BRIEF ▸ Set the data down again, exactly as it reads, but without the pictures.

Figure data in JSON
########
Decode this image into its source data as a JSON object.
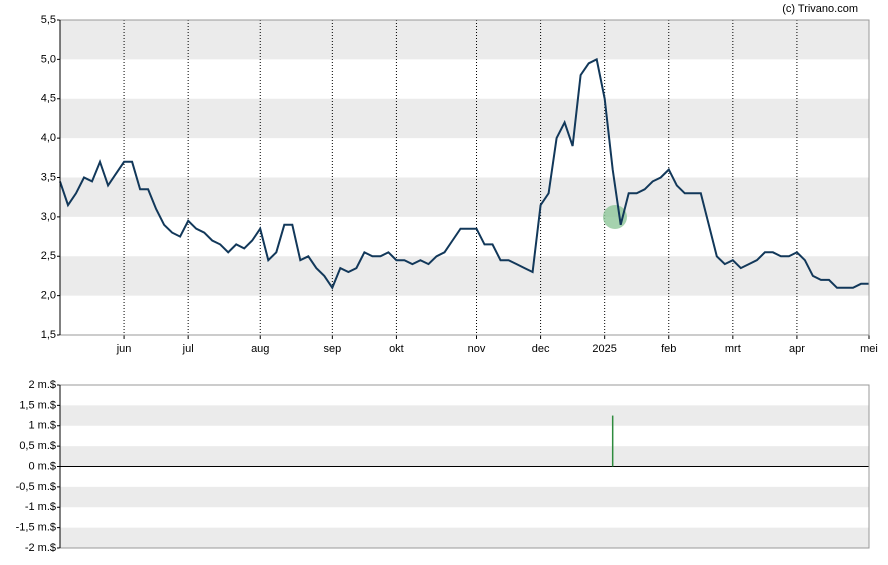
{
  "source": "(c) Trivano.com",
  "chart_data": [
    {
      "type": "line",
      "color": "#12385a",
      "categories": [
        null,
        null,
        null,
        null,
        null,
        null,
        null,
        null,
        "jun",
        null,
        null,
        null,
        null,
        null,
        null,
        null,
        "jul",
        null,
        null,
        null,
        null,
        null,
        null,
        null,
        null,
        "aug",
        null,
        null,
        null,
        null,
        null,
        null,
        null,
        null,
        "sep",
        null,
        null,
        null,
        null,
        null,
        null,
        null,
        "okt",
        null,
        null,
        null,
        null,
        null,
        null,
        null,
        null,
        null,
        "nov",
        null,
        null,
        null,
        null,
        null,
        null,
        null,
        "dec",
        null,
        null,
        null,
        null,
        null,
        null,
        null,
        "2025",
        null,
        null,
        null,
        null,
        null,
        null,
        null,
        "feb",
        null,
        null,
        null,
        null,
        null,
        null,
        null,
        "mrt",
        null,
        null,
        null,
        null,
        null,
        null,
        null,
        "apr",
        null,
        null,
        null,
        null,
        null,
        null,
        null,
        null,
        "mei"
      ],
      "values": [
        3.45,
        3.15,
        3.3,
        3.5,
        3.45,
        3.7,
        3.4,
        3.55,
        3.7,
        3.7,
        3.35,
        3.35,
        3.1,
        2.9,
        2.8,
        2.75,
        2.95,
        2.85,
        2.8,
        2.7,
        2.65,
        2.55,
        2.65,
        2.6,
        2.7,
        2.85,
        2.45,
        2.55,
        2.9,
        2.9,
        2.45,
        2.5,
        2.35,
        2.25,
        2.1,
        2.35,
        2.3,
        2.35,
        2.55,
        2.5,
        2.5,
        2.55,
        2.45,
        2.45,
        2.4,
        2.45,
        2.4,
        2.5,
        2.55,
        2.7,
        2.85,
        2.85,
        2.85,
        2.65,
        2.65,
        2.45,
        2.45,
        2.4,
        2.35,
        2.3,
        3.15,
        3.3,
        4.0,
        4.2,
        3.9,
        4.8,
        4.95,
        5.0,
        4.5,
        3.6,
        2.9,
        3.3,
        3.3,
        3.35,
        3.45,
        3.5,
        3.6,
        3.4,
        3.3,
        3.3,
        3.3,
        2.9,
        2.5,
        2.4,
        2.45,
        2.35,
        2.4,
        2.45,
        2.55,
        2.55,
        2.5,
        2.5,
        2.55,
        2.45,
        2.25,
        2.2,
        2.2,
        2.1,
        2.1,
        2.1,
        2.15,
        2.15
      ],
      "ylim": [
        1.5,
        5.5
      ],
      "yticks": [
        {
          "value": 1.5,
          "label": "1,5"
        },
        {
          "value": 2,
          "label": "2,0"
        },
        {
          "value": 2.5,
          "label": "2,5"
        },
        {
          "value": 3,
          "label": "3,0"
        },
        {
          "value": 3.5,
          "label": "3,5"
        },
        {
          "value": 4,
          "label": "4,0"
        },
        {
          "value": 4.5,
          "label": "4,5"
        },
        {
          "value": 5,
          "label": "5,0"
        },
        {
          "value": 5.5,
          "label": "5,5"
        }
      ],
      "grid": true
    },
    {
      "type": "bar",
      "color": "#2e8b3e",
      "values": [
        null,
        null,
        null,
        null,
        null,
        null,
        null,
        null,
        null,
        null,
        null,
        null,
        null,
        null,
        null,
        null,
        null,
        null,
        null,
        null,
        null,
        null,
        null,
        null,
        null,
        null,
        null,
        null,
        null,
        null,
        null,
        null,
        null,
        null,
        null,
        null,
        null,
        null,
        null,
        null,
        null,
        null,
        null,
        null,
        null,
        null,
        null,
        null,
        null,
        null,
        null,
        null,
        null,
        null,
        null,
        null,
        null,
        null,
        null,
        null,
        null,
        null,
        null,
        null,
        null,
        null,
        null,
        null,
        null,
        1.25,
        null,
        null,
        null,
        null,
        null,
        null,
        null,
        null,
        null,
        null,
        null,
        null,
        null,
        null,
        null,
        null,
        null,
        null,
        null,
        null,
        null,
        null,
        null,
        null,
        null,
        null,
        null,
        null,
        null,
        null,
        null,
        null
      ],
      "ylim": [
        -2,
        2
      ],
      "yticks": [
        {
          "value": -2,
          "label": "-2 m.$"
        },
        {
          "value": -1.5,
          "label": "-1,5 m.$"
        },
        {
          "value": -1,
          "label": "-1 m.$"
        },
        {
          "value": -0.5,
          "label": "-0,5 m.$"
        },
        {
          "value": 0,
          "label": "0 m.$"
        },
        {
          "value": 0.5,
          "label": "0,5 m.$"
        },
        {
          "value": 1,
          "label": "1 m.$"
        },
        {
          "value": 1.5,
          "label": "1,5 m.$"
        },
        {
          "value": 2,
          "label": "2 m.$"
        }
      ]
    }
  ]
}
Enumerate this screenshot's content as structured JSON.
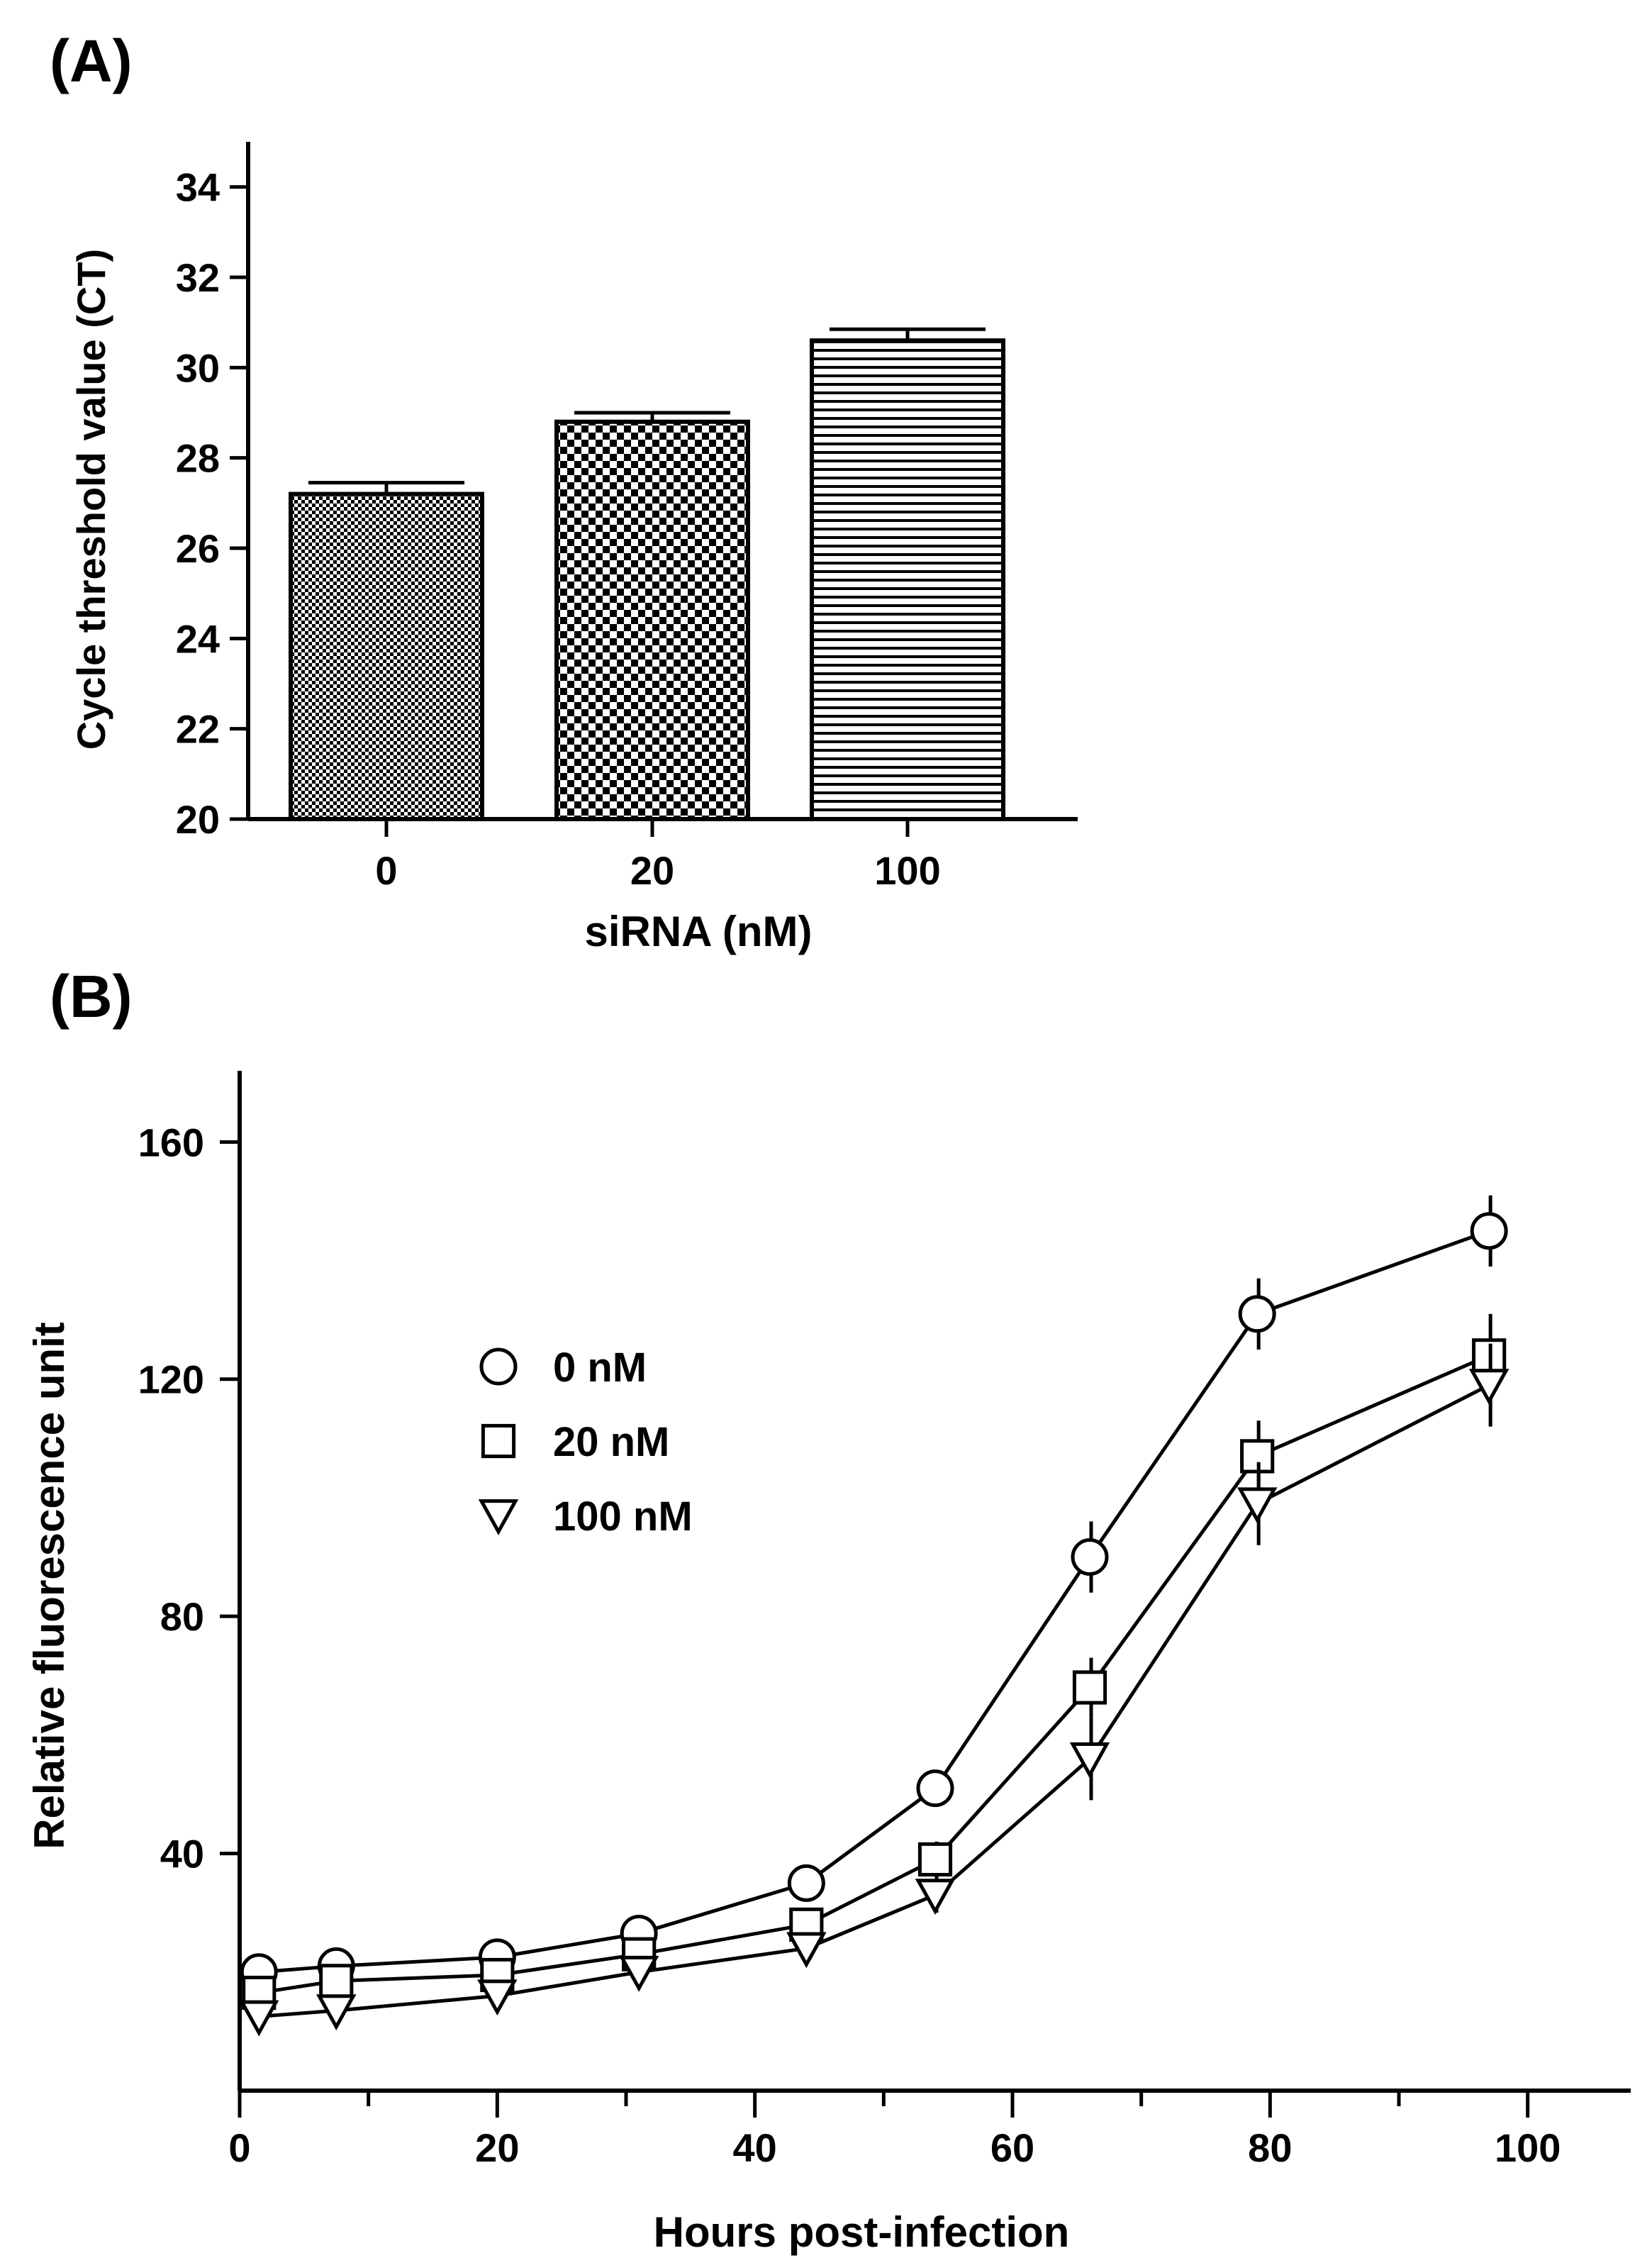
{
  "chart_data": [
    {
      "type": "bar",
      "panel_label": "(A)",
      "categories": [
        "0",
        "20",
        "100"
      ],
      "values": [
        27.2,
        28.8,
        30.6
      ],
      "errors": [
        0.25,
        0.2,
        0.25
      ],
      "fill_patterns": [
        "fine-checker",
        "coarse-checker",
        "horizontal-stripes"
      ],
      "xlabel": "siRNA (nM)",
      "ylabel": "Cycle threshold value (CT)",
      "ylim": [
        20,
        35
      ],
      "yticks": [
        20,
        22,
        24,
        26,
        28,
        30,
        32,
        34
      ],
      "grid": false
    },
    {
      "type": "line",
      "panel_label": "(B)",
      "xlabel": "Hours post-infection",
      "ylabel": "Relative fluorescence unit",
      "xlim": [
        0,
        108
      ],
      "ylim": [
        0,
        172
      ],
      "xticks": [
        0,
        20,
        40,
        60,
        80,
        100
      ],
      "yticks": [
        40,
        80,
        120,
        160
      ],
      "legend_position": "upper-left",
      "grid": false,
      "series": [
        {
          "name": "0 nM",
          "marker": "circle",
          "x": [
            1.5,
            7.5,
            20,
            31,
            44,
            54,
            66,
            79,
            97
          ],
          "y": [
            20,
            21,
            22.5,
            26.5,
            35,
            51,
            90,
            131,
            145
          ],
          "err": [
            2,
            2,
            2,
            2,
            2,
            2,
            6,
            6,
            6
          ]
        },
        {
          "name": "20 nM",
          "marker": "square",
          "x": [
            1.5,
            7.5,
            20,
            31,
            44,
            54,
            66,
            79,
            97
          ],
          "y": [
            16.5,
            18.5,
            19.5,
            23,
            28,
            39,
            68,
            107,
            124
          ],
          "err": [
            2,
            2,
            2,
            2,
            2,
            3,
            5,
            6,
            7
          ]
        },
        {
          "name": "100 nM",
          "marker": "triangle-down",
          "x": [
            1.5,
            7.5,
            20,
            31,
            44,
            54,
            66,
            79,
            97
          ],
          "y": [
            12.5,
            13.5,
            16,
            20,
            24,
            33,
            56,
            99,
            119
          ],
          "err": [
            2,
            2,
            2,
            2,
            2,
            3,
            7,
            7,
            7
          ]
        }
      ]
    }
  ]
}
########
WRITTEN RESPONSE ▸
Decode this image into its source data as a JSON object.
{
  "source": "(c) Trivano.com",
  "chart_data": [
    {
      "type": "line",
      "color": "#12385a",
      "categories": [
        null,
        null,
        null,
        null,
        null,
        null,
        null,
        null,
        "jun",
        null,
        null,
        null,
        null,
        null,
        null,
        null,
        "jul",
        null,
        null,
        null,
        null,
        null,
        null,
        null,
        null,
        "aug",
        null,
        null,
        null,
        null,
        null,
        null,
        null,
        null,
        "sep",
        null,
        null,
        null,
        null,
        null,
        null,
        null,
        "okt",
        null,
        null,
        null,
        null,
        null,
        null,
        null,
        null,
        null,
        "nov",
        null,
        null,
        null,
        null,
        null,
        null,
        null,
        "dec",
        null,
        null,
        null,
        null,
        null,
        null,
        null,
        "2025",
        null,
        null,
        null,
        null,
        null,
        null,
        null,
        "feb",
        null,
        null,
        null,
        null,
        null,
        null,
        null,
        "mrt",
        null,
        null,
        null,
        null,
        null,
        null,
        null,
        "apr",
        null,
        null,
        null,
        null,
        null,
        null,
        null,
        null,
        "mei"
      ],
      "values": [
        3.45,
        3.15,
        3.3,
        3.5,
        3.45,
        3.7,
        3.4,
        3.55,
        3.7,
        3.7,
        3.35,
        3.35,
        3.1,
        2.9,
        2.8,
        2.75,
        2.95,
        2.85,
        2.8,
        2.7,
        2.65,
        2.55,
        2.65,
        2.6,
        2.7,
        2.85,
        2.45,
        2.55,
        2.9,
        2.9,
        2.45,
        2.5,
        2.35,
        2.25,
        2.1,
        2.35,
        2.3,
        2.35,
        2.55,
        2.5,
        2.5,
        2.55,
        2.45,
        2.45,
        2.4,
        2.45,
        2.4,
        2.5,
        2.55,
        2.7,
        2.85,
        2.85,
        2.85,
        2.65,
        2.65,
        2.45,
        2.45,
        2.4,
        2.35,
        2.3,
        3.15,
        3.3,
        4.0,
        4.2,
        3.9,
        4.8,
        4.95,
        5.0,
        4.5,
        3.6,
        2.9,
        3.3,
        3.3,
        3.35,
        3.45,
        3.5,
        3.6,
        3.4,
        3.3,
        3.3,
        3.3,
        2.9,
        2.5,
        2.4,
        2.45,
        2.35,
        2.4,
        2.45,
        2.55,
        2.55,
        2.5,
        2.5,
        2.55,
        2.45,
        2.25,
        2.2,
        2.2,
        2.1,
        2.1,
        2.1,
        2.15,
        2.15
      ],
      "ylim": [
        1.5,
        5.5
      ],
      "yticks": [
        {
          "value": 1.5,
          "label": "1,5"
        },
        {
          "value": 2,
          "label": "2,0"
        },
        {
          "value": 2.5,
          "label": "2,5"
        },
        {
          "value": 3,
          "label": "3,0"
        },
        {
          "value": 3.5,
          "label": "3,5"
        },
        {
          "value": 4,
          "label": "4,0"
        },
        {
          "value": 4.5,
          "label": "4,5"
        },
        {
          "value": 5,
          "label": "5,0"
        },
        {
          "value": 5.5,
          "label": "5,5"
        }
      ],
      "grid": true
    },
    {
      "type": "bar",
      "color": "#2e8b3e",
      "values": [
        null,
        null,
        null,
        null,
        null,
        null,
        null,
        null,
        null,
        null,
        null,
        null,
        null,
        null,
        null,
        null,
        null,
        null,
        null,
        null,
        null,
        null,
        null,
        null,
        null,
        null,
        null,
        null,
        null,
        null,
        null,
        null,
        null,
        null,
        null,
        null,
        null,
        null,
        null,
        null,
        null,
        null,
        null,
        null,
        null,
        null,
        null,
        null,
        null,
        null,
        null,
        null,
        null,
        null,
        null,
        null,
        null,
        null,
        null,
        null,
        null,
        null,
        null,
        null,
        null,
        null,
        null,
        null,
        null,
        1.25,
        null,
        null,
        null,
        null,
        null,
        null,
        null,
        null,
        null,
        null,
        null,
        null,
        null,
        null,
        null,
        null,
        null,
        null,
        null,
        null,
        null,
        null,
        null,
        null,
        null,
        null,
        null,
        null,
        null,
        null,
        null,
        null
      ],
      "ylim": [
        -2,
        2
      ],
      "yticks": [
        {
          "value": -2,
          "label": "-2 m.$"
        },
        {
          "value": -1.5,
          "label": "-1,5 m.$"
        },
        {
          "value": -1,
          "label": "-1 m.$"
        },
        {
          "value": -0.5,
          "label": "-0,5 m.$"
        },
        {
          "value": 0,
          "label": "0 m.$"
        },
        {
          "value": 0.5,
          "label": "0,5 m.$"
        },
        {
          "value": 1,
          "label": "1 m.$"
        },
        {
          "value": 1.5,
          "label": "1,5 m.$"
        },
        {
          "value": 2,
          "label": "2 m.$"
        }
      ]
    }
  ]
}
Enumerate this screenshot's content as structured JSON.
{
  "chart_data": [
    {
      "type": "bar",
      "panel_label": "(A)",
      "categories": [
        "0",
        "20",
        "100"
      ],
      "values": [
        27.2,
        28.8,
        30.6
      ],
      "errors": [
        0.25,
        0.2,
        0.25
      ],
      "fill_patterns": [
        "fine-checker",
        "coarse-checker",
        "horizontal-stripes"
      ],
      "xlabel": "siRNA (nM)",
      "ylabel": "Cycle threshold value (CT)",
      "ylim": [
        20,
        35
      ],
      "yticks": [
        20,
        22,
        24,
        26,
        28,
        30,
        32,
        34
      ],
      "grid": false
    },
    {
      "type": "line",
      "panel_label": "(B)",
      "xlabel": "Hours post-infection",
      "ylabel": "Relative fluorescence unit",
      "xlim": [
        0,
        108
      ],
      "ylim": [
        0,
        172
      ],
      "xticks": [
        0,
        20,
        40,
        60,
        80,
        100
      ],
      "yticks": [
        40,
        80,
        120,
        160
      ],
      "legend_position": "upper-left",
      "grid": false,
      "series": [
        {
          "name": "0 nM",
          "marker": "circle",
          "x": [
            1.5,
            7.5,
            20,
            31,
            44,
            54,
            66,
            79,
            97
          ],
          "y": [
            20,
            21,
            22.5,
            26.5,
            35,
            51,
            90,
            131,
            145
          ],
          "err": [
            2,
            2,
            2,
            2,
            2,
            2,
            6,
            6,
            6
          ]
        },
        {
          "name": "20 nM",
          "marker": "square",
          "x": [
            1.5,
            7.5,
            20,
            31,
            44,
            54,
            66,
            79,
            97
          ],
          "y": [
            16.5,
            18.5,
            19.5,
            23,
            28,
            39,
            68,
            107,
            124
          ],
          "err": [
            2,
            2,
            2,
            2,
            2,
            3,
            5,
            6,
            7
          ]
        },
        {
          "name": "100 nM",
          "marker": "triangle-down",
          "x": [
            1.5,
            7.5,
            20,
            31,
            44,
            54,
            66,
            79,
            97
          ],
          "y": [
            12.5,
            13.5,
            16,
            20,
            24,
            33,
            56,
            99,
            119
          ],
          "err": [
            2,
            2,
            2,
            2,
            2,
            3,
            7,
            7,
            7
          ]
        }
      ]
    }
  ]
}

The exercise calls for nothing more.